▶ _Objective_: Wherever a line in the data below holds "color", copy that line.

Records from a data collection
##########
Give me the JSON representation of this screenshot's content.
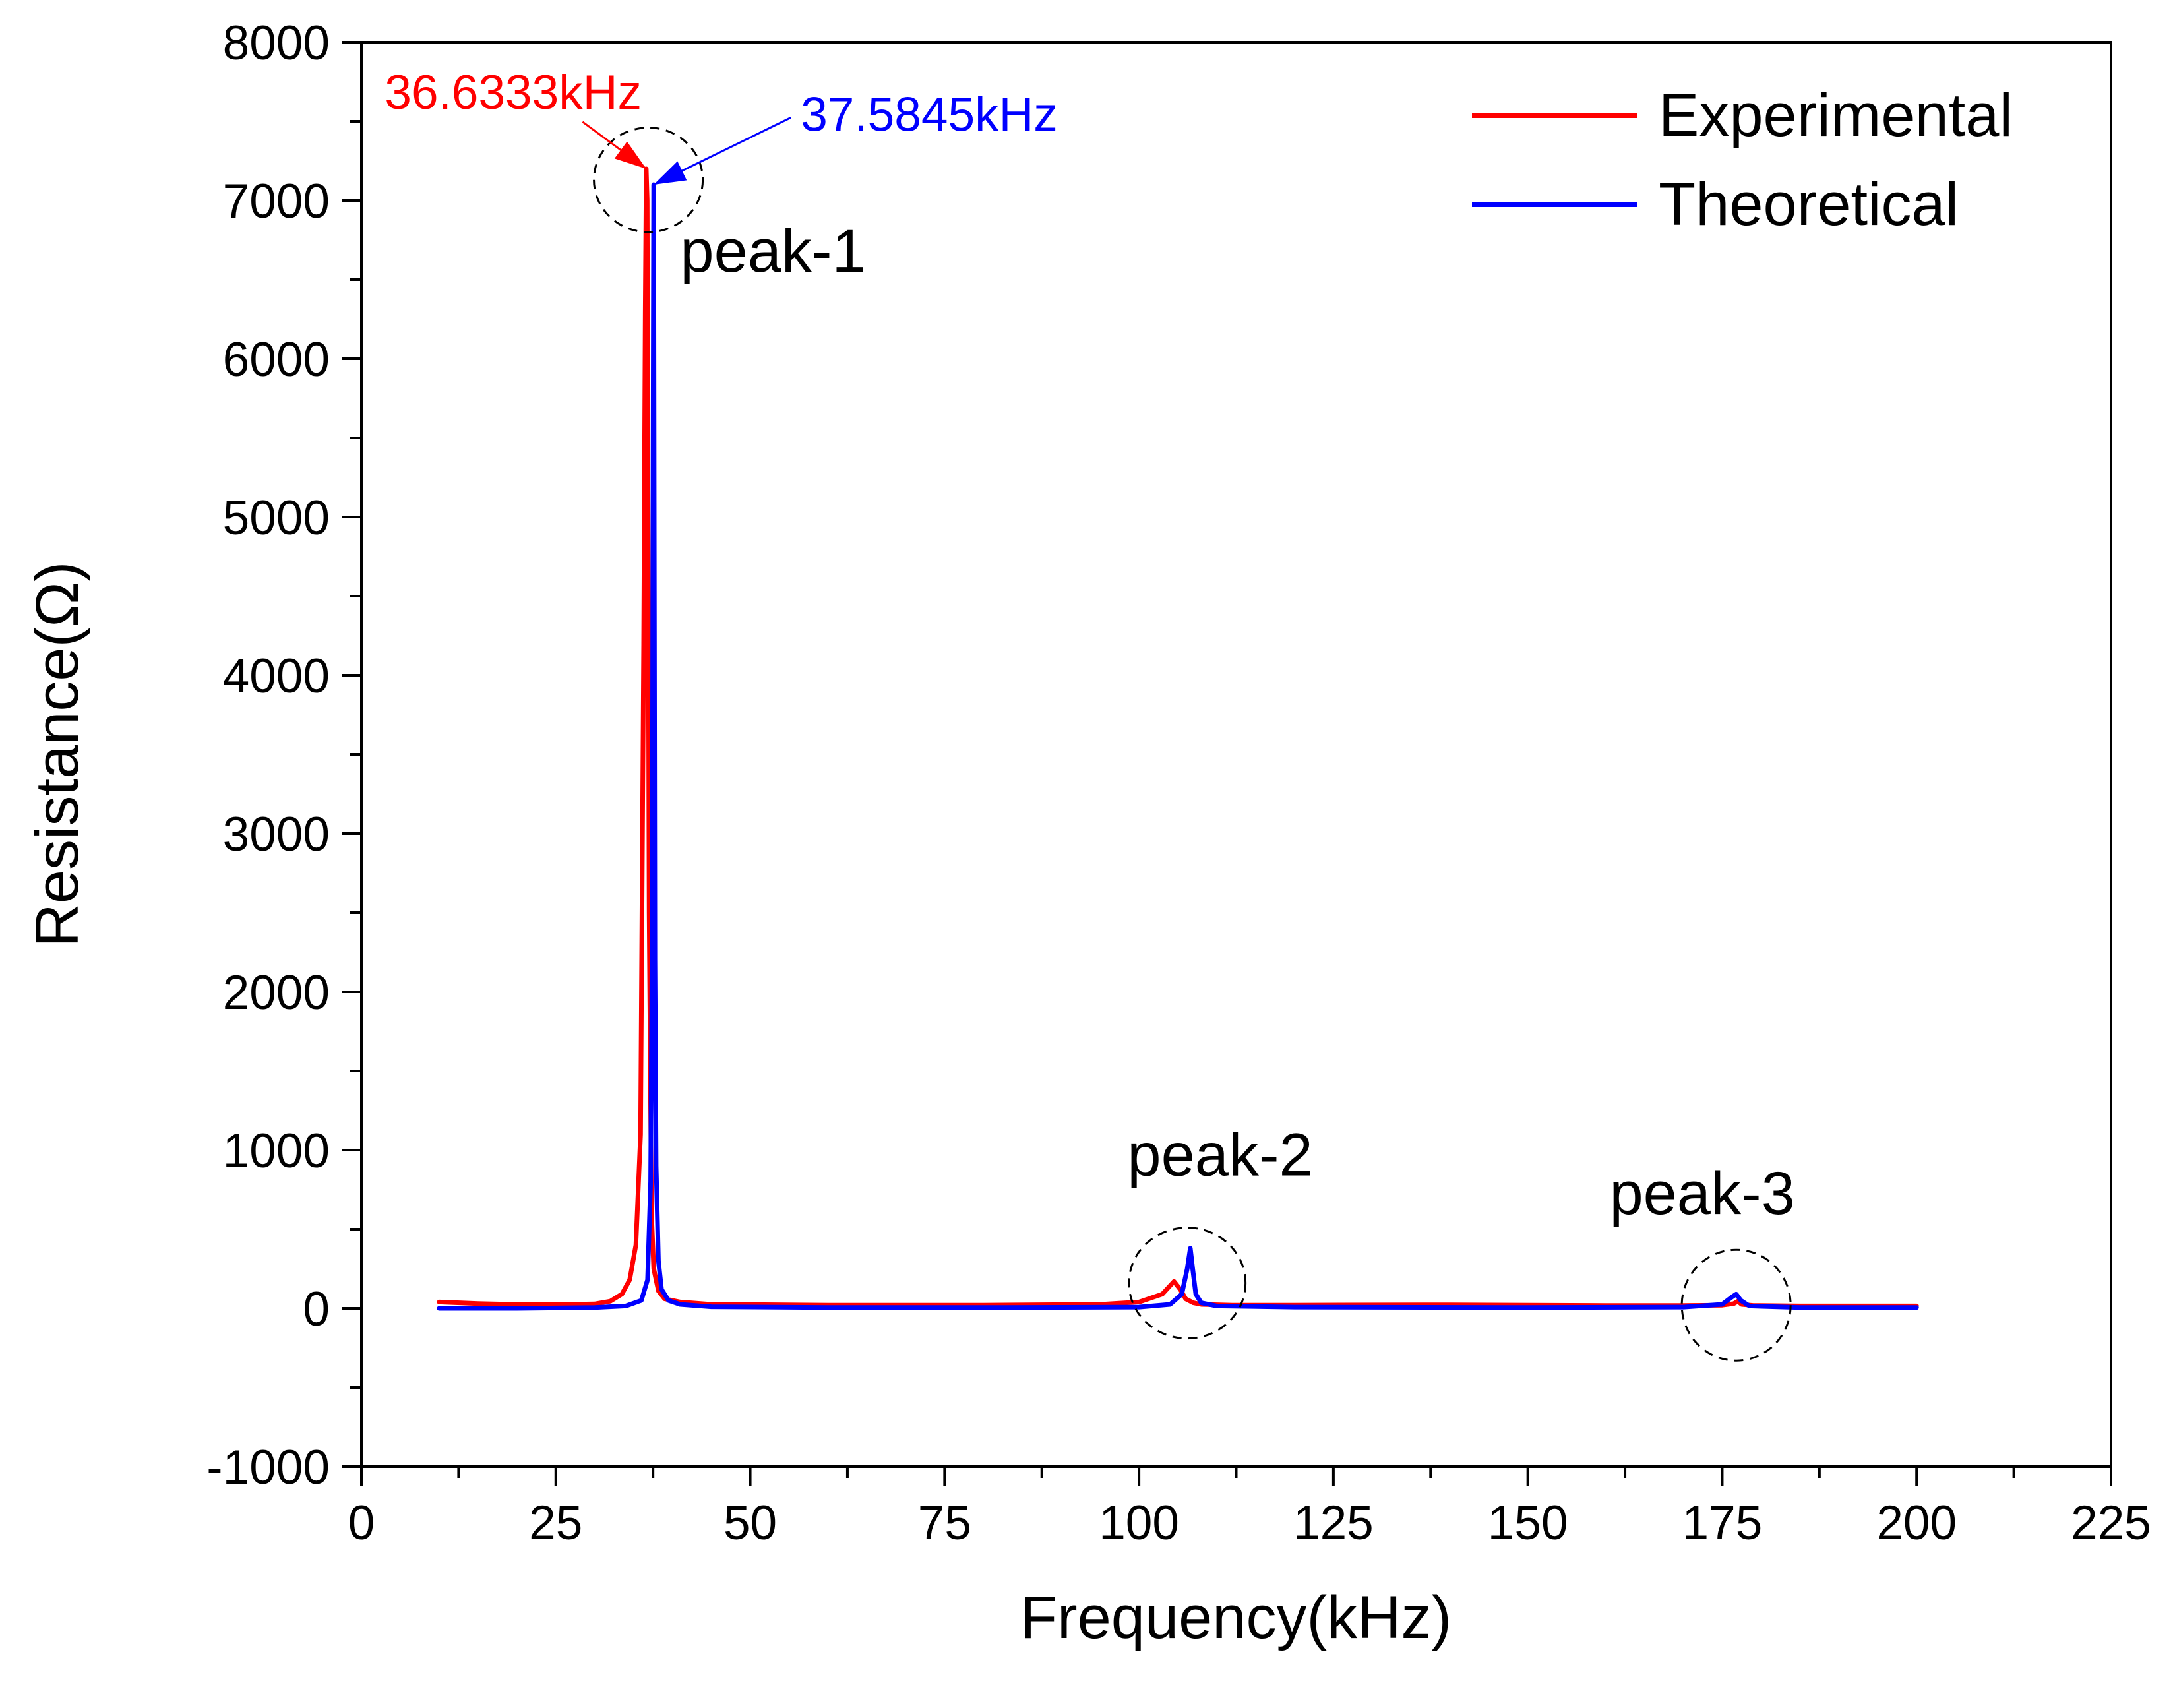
{
  "chart_data": {
    "type": "line",
    "title": "",
    "xlabel": "Frequency(kHz)",
    "ylabel": "Resistance(Ω)",
    "xlim": [
      0,
      225
    ],
    "ylim": [
      -1000,
      8000
    ],
    "xticks": [
      0,
      25,
      50,
      75,
      100,
      125,
      150,
      175,
      200,
      225
    ],
    "yticks": [
      -1000,
      0,
      1000,
      2000,
      3000,
      4000,
      5000,
      6000,
      7000,
      8000
    ],
    "x_minor_step": 12.5,
    "y_minor_step": 500,
    "grid": false,
    "legend_position": "top-right",
    "series": [
      {
        "name": "Experimental",
        "color": "#ff0000",
        "x": [
          10,
          15,
          20,
          25,
          30,
          32,
          33.5,
          34.5,
          35.3,
          35.9,
          36.3,
          36.5,
          36.6333,
          36.75,
          37.0,
          37.3,
          37.6,
          38.2,
          39,
          41,
          45,
          60,
          80,
          95,
          100,
          103,
          104.5,
          105.3,
          106,
          107,
          108,
          112,
          120,
          140,
          160,
          170,
          175,
          176.5,
          177,
          177.5,
          179,
          185,
          200
        ],
        "y": [
          40,
          30,
          25,
          25,
          28,
          45,
          90,
          180,
          400,
          1100,
          4200,
          6300,
          7200,
          7000,
          2500,
          600,
          250,
          110,
          60,
          40,
          25,
          20,
          20,
          25,
          40,
          90,
          170,
          120,
          60,
          35,
          25,
          20,
          20,
          22,
          18,
          18,
          20,
          30,
          45,
          25,
          18,
          15,
          15
        ]
      },
      {
        "name": "Theoretical",
        "color": "#0000ff",
        "x": [
          10,
          20,
          30,
          34,
          36,
          36.8,
          37.2,
          37.4,
          37.5,
          37.5845,
          37.65,
          37.75,
          37.9,
          38.2,
          38.6,
          39.5,
          41,
          45,
          60,
          80,
          100,
          104,
          105.5,
          106.2,
          106.6,
          106.9,
          107.3,
          108,
          110,
          120,
          150,
          170,
          175,
          176.2,
          176.8,
          177.4,
          178.5,
          185,
          200
        ],
        "y": [
          0,
          0,
          5,
          15,
          50,
          180,
          800,
          2500,
          5300,
          7100,
          5200,
          2200,
          900,
          300,
          120,
          50,
          25,
          10,
          5,
          5,
          8,
          25,
          90,
          250,
          380,
          250,
          90,
          35,
          15,
          8,
          5,
          8,
          25,
          70,
          90,
          50,
          15,
          5,
          5
        ]
      }
    ],
    "annotations": {
      "peak_labels": [
        {
          "text": "peak-1",
          "x": 41,
          "y": 6550
        },
        {
          "text": "peak-2",
          "x": 98.5,
          "y": 840
        },
        {
          "text": "peak-3",
          "x": 160.5,
          "y": 595
        }
      ],
      "frequency_labels": [
        {
          "text": "36.6333kHz",
          "color": "#ff0000",
          "label_x": 3,
          "label_y": 7580,
          "target_x": 36.6333,
          "target_y": 7200
        },
        {
          "text": "37.5845kHz",
          "color": "#0000ff",
          "label_x": 56.5,
          "label_y": 7440,
          "target_x": 37.5845,
          "target_y": 7100
        }
      ],
      "highlight_circles": [
        {
          "cx": 36.9,
          "cy": 7130,
          "rx": 7,
          "ry": 330
        },
        {
          "cx": 106.2,
          "cy": 160,
          "rx": 7.5,
          "ry": 350
        },
        {
          "cx": 176.8,
          "cy": 20,
          "rx": 7,
          "ry": 350
        }
      ]
    }
  }
}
##########
▶ _Right answer_:
        "color": "#ff0000",
        "color": "#0000ff",
          "color": "#ff0000",
          "color": "#0000ff",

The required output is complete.